_Work to do_:
For each line in the data below that holds "іноземною", return a copy.

Part of a data file
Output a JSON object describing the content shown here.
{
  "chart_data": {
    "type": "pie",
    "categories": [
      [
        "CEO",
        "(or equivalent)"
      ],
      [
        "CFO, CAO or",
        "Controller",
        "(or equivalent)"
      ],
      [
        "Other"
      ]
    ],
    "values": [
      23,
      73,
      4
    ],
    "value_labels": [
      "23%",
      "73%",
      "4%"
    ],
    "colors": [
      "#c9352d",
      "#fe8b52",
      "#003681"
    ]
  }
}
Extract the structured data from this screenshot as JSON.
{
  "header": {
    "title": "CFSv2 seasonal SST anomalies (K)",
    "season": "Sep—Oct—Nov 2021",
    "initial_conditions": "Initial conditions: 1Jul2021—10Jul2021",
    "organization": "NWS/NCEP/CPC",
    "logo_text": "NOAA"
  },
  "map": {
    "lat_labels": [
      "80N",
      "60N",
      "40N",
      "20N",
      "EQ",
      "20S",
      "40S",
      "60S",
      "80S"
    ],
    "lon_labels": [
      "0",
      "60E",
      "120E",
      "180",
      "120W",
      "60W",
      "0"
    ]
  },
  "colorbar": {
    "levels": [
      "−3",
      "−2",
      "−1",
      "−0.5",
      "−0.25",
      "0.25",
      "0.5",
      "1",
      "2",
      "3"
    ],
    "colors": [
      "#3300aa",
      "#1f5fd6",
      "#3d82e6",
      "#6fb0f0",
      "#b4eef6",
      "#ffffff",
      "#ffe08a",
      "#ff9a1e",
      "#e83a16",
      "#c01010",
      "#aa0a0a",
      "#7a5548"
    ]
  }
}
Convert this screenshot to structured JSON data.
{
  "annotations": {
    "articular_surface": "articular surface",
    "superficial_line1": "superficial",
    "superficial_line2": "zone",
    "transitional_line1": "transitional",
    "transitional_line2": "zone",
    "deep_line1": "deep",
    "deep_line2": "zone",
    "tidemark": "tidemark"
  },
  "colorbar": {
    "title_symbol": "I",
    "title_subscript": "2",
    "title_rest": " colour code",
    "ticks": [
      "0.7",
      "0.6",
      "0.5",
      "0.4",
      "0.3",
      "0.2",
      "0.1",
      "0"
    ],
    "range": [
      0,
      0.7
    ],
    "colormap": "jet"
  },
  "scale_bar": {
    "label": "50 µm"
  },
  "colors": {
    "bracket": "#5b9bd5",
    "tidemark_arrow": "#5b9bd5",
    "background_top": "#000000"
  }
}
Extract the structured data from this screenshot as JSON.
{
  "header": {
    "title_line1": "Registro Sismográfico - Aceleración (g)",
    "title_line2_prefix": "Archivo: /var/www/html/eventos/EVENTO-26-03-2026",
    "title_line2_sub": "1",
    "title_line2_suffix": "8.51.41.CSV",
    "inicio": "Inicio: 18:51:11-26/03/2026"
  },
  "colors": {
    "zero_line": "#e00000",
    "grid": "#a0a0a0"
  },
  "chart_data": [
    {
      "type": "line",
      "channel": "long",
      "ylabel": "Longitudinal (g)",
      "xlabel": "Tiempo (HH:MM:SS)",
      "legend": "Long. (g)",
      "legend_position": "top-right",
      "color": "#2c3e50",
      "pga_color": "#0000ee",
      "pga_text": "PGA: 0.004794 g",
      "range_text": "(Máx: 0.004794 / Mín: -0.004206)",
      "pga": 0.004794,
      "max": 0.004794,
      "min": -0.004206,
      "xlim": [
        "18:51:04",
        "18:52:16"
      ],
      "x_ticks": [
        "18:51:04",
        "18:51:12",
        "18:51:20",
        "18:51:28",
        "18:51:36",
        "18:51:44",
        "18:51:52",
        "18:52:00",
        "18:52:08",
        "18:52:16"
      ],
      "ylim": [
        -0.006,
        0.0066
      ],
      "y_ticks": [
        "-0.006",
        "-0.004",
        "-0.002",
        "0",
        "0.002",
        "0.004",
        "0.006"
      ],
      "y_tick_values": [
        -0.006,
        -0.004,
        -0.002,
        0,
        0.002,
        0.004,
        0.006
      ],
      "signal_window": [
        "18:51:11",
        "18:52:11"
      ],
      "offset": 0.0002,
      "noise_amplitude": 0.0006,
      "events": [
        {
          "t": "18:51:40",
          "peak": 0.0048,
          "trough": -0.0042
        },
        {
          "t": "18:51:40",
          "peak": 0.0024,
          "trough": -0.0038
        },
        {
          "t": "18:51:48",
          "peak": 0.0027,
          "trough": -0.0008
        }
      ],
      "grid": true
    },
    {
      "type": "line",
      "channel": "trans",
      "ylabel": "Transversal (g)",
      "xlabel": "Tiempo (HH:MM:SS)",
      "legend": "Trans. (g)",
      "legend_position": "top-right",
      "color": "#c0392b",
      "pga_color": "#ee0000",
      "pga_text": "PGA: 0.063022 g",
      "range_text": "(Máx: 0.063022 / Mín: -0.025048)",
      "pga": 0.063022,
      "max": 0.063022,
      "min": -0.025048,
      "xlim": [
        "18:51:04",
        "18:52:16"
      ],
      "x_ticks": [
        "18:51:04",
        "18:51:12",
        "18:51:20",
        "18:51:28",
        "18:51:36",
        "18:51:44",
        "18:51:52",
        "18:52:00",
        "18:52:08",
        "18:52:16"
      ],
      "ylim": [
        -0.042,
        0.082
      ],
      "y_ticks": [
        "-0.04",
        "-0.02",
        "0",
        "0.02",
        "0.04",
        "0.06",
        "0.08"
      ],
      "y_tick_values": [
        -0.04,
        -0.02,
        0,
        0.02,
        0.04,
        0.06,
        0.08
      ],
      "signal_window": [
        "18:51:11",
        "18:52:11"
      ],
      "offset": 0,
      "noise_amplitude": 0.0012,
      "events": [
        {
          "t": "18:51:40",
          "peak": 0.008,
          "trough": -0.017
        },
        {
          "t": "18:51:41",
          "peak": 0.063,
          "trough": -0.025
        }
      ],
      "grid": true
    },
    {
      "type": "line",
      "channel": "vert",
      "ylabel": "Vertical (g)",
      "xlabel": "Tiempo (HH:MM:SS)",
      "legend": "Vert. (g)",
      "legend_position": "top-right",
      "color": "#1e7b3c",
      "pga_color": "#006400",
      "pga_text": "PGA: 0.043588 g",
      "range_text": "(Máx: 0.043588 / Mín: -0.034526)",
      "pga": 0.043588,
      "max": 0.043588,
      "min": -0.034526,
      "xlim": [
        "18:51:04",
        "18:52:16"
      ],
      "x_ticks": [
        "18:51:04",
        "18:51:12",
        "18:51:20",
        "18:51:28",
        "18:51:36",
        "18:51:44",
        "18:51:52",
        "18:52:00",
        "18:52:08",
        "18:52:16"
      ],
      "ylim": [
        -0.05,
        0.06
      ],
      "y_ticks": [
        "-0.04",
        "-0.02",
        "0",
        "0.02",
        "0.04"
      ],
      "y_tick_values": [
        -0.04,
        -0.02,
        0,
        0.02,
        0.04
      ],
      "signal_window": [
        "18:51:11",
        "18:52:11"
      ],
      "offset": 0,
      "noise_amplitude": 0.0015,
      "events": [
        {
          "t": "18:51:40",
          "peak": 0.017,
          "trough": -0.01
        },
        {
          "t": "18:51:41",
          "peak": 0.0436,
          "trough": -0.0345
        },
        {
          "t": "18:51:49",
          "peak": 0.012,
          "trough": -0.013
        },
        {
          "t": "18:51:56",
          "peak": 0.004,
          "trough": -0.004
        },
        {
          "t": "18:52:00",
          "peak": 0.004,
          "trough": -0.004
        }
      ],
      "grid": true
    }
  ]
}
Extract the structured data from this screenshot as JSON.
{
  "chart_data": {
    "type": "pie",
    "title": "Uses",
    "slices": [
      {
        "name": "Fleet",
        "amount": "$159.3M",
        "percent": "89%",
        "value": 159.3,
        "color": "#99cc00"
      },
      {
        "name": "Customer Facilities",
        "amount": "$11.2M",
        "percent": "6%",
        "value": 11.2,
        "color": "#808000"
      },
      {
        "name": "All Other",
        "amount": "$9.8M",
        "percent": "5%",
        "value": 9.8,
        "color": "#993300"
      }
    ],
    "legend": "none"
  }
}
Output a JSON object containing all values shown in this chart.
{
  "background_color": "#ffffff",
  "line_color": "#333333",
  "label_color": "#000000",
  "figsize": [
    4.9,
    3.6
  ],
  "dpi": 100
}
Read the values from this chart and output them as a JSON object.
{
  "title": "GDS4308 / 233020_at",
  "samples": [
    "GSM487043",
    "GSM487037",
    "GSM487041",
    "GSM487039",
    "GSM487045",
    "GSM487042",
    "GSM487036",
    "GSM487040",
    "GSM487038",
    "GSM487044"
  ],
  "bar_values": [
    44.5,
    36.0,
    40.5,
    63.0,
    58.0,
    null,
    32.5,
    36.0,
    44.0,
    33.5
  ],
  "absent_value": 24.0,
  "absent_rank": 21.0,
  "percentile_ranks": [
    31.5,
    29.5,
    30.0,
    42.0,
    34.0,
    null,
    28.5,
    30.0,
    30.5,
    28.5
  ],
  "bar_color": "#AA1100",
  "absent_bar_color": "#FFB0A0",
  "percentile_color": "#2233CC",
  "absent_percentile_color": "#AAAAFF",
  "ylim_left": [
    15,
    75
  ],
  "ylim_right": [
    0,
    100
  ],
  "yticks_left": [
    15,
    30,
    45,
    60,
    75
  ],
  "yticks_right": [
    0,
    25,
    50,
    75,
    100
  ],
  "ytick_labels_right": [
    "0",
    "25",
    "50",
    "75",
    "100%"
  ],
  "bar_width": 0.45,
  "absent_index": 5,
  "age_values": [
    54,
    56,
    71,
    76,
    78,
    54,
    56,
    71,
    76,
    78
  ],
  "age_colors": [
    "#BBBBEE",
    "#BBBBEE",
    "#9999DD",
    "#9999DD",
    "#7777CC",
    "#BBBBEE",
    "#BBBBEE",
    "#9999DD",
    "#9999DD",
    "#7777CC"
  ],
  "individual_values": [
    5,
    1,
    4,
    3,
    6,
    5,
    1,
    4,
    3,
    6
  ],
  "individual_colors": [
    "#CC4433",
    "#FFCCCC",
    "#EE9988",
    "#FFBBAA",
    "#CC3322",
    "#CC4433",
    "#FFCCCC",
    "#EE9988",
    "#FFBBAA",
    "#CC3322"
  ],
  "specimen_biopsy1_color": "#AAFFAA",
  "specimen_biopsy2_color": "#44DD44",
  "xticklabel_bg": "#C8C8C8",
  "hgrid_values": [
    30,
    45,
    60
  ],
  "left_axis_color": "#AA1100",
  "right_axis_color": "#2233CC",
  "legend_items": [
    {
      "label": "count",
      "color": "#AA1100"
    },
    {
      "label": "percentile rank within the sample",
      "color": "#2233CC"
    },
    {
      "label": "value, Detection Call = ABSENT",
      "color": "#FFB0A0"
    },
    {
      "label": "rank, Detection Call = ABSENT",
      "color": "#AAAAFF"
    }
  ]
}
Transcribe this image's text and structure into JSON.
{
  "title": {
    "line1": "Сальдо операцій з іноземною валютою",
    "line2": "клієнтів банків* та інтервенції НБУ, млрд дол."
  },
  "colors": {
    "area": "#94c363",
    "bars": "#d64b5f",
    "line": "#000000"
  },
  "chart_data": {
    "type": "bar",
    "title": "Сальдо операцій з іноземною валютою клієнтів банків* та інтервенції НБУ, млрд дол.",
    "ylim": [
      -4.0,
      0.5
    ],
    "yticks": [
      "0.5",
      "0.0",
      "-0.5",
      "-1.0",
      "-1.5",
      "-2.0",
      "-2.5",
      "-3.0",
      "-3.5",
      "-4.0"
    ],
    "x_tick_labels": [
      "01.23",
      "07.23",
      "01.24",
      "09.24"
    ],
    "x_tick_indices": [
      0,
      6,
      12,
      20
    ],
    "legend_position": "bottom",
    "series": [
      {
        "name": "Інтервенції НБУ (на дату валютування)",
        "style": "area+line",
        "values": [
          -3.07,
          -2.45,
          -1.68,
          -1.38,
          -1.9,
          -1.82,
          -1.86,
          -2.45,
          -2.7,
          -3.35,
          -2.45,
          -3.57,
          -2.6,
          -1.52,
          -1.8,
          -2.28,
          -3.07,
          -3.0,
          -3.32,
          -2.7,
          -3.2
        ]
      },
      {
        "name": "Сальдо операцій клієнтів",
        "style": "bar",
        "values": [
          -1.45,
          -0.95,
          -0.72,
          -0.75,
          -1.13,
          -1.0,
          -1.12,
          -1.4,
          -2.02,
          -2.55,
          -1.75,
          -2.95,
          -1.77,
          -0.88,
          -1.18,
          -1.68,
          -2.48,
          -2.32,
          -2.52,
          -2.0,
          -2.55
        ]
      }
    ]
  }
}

_Solution to the exercise_:
    "line1": "Сальдо операцій з іноземною валютою",
    "title": "Сальдо операцій з іноземною валютою клієнтів банків* та інтервенції НБУ, млрд дол.",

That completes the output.